*The problem:*
Return every record verbatim.

*Data lines:*
====
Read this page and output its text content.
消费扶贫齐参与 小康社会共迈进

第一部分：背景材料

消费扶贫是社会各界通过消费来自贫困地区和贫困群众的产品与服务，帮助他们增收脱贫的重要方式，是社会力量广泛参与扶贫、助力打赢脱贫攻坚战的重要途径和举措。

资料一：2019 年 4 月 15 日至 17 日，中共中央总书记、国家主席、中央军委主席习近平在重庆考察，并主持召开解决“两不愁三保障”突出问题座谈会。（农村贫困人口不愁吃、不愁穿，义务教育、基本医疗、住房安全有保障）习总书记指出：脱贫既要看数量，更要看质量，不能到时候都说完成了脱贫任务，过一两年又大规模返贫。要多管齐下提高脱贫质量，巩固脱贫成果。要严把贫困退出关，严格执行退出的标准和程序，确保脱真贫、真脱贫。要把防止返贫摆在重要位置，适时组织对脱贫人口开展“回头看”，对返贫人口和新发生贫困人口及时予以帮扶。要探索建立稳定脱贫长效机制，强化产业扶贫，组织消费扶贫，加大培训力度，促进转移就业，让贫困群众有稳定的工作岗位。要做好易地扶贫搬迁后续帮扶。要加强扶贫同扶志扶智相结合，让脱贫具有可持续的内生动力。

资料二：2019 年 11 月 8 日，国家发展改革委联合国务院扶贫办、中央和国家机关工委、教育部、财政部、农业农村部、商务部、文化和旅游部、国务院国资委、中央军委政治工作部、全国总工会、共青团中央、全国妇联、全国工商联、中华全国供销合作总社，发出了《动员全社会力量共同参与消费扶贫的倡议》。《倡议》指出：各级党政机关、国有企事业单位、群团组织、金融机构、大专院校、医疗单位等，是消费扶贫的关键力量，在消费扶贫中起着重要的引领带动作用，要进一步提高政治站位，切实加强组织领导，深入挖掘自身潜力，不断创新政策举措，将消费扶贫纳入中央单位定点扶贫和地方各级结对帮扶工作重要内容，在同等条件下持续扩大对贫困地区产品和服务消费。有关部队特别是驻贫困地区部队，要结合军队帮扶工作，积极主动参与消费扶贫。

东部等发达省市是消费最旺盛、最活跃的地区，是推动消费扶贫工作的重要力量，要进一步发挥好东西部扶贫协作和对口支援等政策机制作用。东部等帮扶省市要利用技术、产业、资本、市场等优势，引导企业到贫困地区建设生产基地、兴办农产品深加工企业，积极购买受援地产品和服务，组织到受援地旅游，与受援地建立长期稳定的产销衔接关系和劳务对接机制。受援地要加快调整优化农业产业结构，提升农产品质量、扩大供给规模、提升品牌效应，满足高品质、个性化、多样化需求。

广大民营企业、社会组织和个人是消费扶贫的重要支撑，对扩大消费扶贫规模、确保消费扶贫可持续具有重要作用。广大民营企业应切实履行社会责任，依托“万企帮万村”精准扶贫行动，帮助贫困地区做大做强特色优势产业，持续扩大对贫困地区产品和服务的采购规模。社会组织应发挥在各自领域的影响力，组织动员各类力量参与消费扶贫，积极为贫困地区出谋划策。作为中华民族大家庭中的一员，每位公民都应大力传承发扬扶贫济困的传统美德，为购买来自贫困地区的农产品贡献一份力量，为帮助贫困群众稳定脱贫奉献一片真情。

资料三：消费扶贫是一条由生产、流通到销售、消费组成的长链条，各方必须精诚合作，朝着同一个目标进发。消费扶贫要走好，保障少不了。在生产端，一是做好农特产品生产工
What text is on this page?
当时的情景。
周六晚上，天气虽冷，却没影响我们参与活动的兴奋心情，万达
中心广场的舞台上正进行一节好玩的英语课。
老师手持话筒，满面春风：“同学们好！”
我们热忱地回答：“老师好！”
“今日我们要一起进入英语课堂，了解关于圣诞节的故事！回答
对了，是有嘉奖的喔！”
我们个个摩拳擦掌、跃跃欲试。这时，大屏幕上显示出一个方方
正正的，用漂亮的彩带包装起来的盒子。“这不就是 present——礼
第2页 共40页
====
*Response to the exercise:*
Read this page and output its text content.
消费扶贫齐参与 小康社会共迈进

第一部分：背景材料

消费扶贫是社会各界通过消费来自贫困地区和贫困群众的产品与服务，帮助他们增收脱贫的重要方式，是社会力量广泛参与扶贫、助力打赢脱贫攻坚战的重要途径和举措。

资料一：2019 年 4 月 15 日至 17 日，中共中央总书记、国家主席、中央军委主席习近平在重庆考察，并主持召开解决“两不愁三保障”突出问题座谈会。（农村贫困人口不愁吃、不愁穿，义务教育、基本医疗、住房安全有保障）习总书记指出：脱贫既要看数量，更要看质量，不能到时候都说完成了脱贫任务，过一两年又大规模返贫。要多管齐下提高脱贫质量，巩固脱贫成果。要严把贫困退出关，严格执行退出的标准和程序，确保脱真贫、真脱贫。要把防止返贫摆在重要位置，适时组织对脱贫人口开展“回头看”，对返贫人口和新发生贫困人口及时予以帮扶。要探索建立稳定脱贫长效机制，强化产业扶贫，组织消费扶贫，加大培训力度，促进转移就业，让贫困群众有稳定的工作岗位。要做好易地扶贫搬迁后续帮扶。要加强扶贫同扶志扶智相结合，让脱贫具有可持续的内生动力。

资料二：2019 年 11 月 8 日，国家发展改革委联合国务院扶贫办、中央和国家机关工委、教育部、财政部、农业农村部、商务部、文化和旅游部、国务院国资委、中央军委政治工作部、全国总工会、共青团中央、全国妇联、全国工商联、中华全国供销合作总社，发出了《动员全社会力量共同参与消费扶贫的倡议》。《倡议》指出：各级党政机关、国有企事业单位、群团组织、金融机构、大专院校、医疗单位等，是消费扶贫的关键力量，在消费扶贫中起着重要的引领带动作用，要进一步提高政治站位，切实加强组织领导，深入挖掘自身潜力，不断创新政策举措，将消费扶贫纳入中央单位定点扶贫和地方各级结对帮扶工作重要内容，在同等条件下持续扩大对贫困地区产品和服务消费。有关部队特别是驻贫困地区部队，要结合军队帮扶工作，积极主动参与消费扶贫。

东部等发达省市是消费最旺盛、最活跃的地区，是推动消费扶贫工作的重要力量，要进一步发挥好东西部扶贫协作和对口支援等政策机制作用。东部等帮扶省市要利用技术、产业、资本、市场等优势，引导企业到贫困地区建设生产基地、兴办农产品深加工企业，积极购买受援地产品和服务，组织到受援地旅游，与受援地建立长期稳定的产销衔接关系和劳务对接机制。受援地要加快调整优化农业产业结构，提升农产品质量、扩大供给规模、提升品牌效应，满足高品质、个性化、多样化需求。

广大民营企业、社会组织和个人是消费扶贫的重要支撑，对扩大消费扶贫规模、确保消费扶贫可持续具有重要作用。广大民营企业应切实履行社会责任，依托“万企帮万村”精准扶贫行动，帮助贫困地区做大做强特色优势产业，持续扩大对贫困地区产品和服务的采购规模。社会组织应发挥在各自领域的影响力，组织动员各类力量参与消费扶贫，积极为贫困地区出谋划策。作为中华民族大家庭中的一员，每位公民都应大力传承发扬扶贫济困的传统美德，为购买来自贫困地区的农产品贡献一份力量，为帮助贫困群众稳定脱贫奉献一片真情。

资料三：消费扶贫是一条由生产、流通到销售、消费组成的长链条，各方必须精诚合作，朝着同一个目标进发。消费扶贫要走好，保障少不了。在生产端，一是做好农特产品生产工
What text is on this page?
当时的情景。
周六晚上，天气虽冷，却没影响我们参与活动的兴奋心情，万达
中心广场的舞台上正进行一节好玩的英语课。
老师手持话筒，满面春风：“同学们好！”
我们热忱地回答：“老师好！”
“今日我们要一起进入英语课堂，了解关于圣诞节的故事！回答
对了，是有嘉奖的喔！”
我们个个摩拳擦掌、跃跃欲试。这时，大屏幕上显示出一个方方
正正的，用漂亮的彩带包装起来的盒子。“这不就是 present——礼
第2页 共40页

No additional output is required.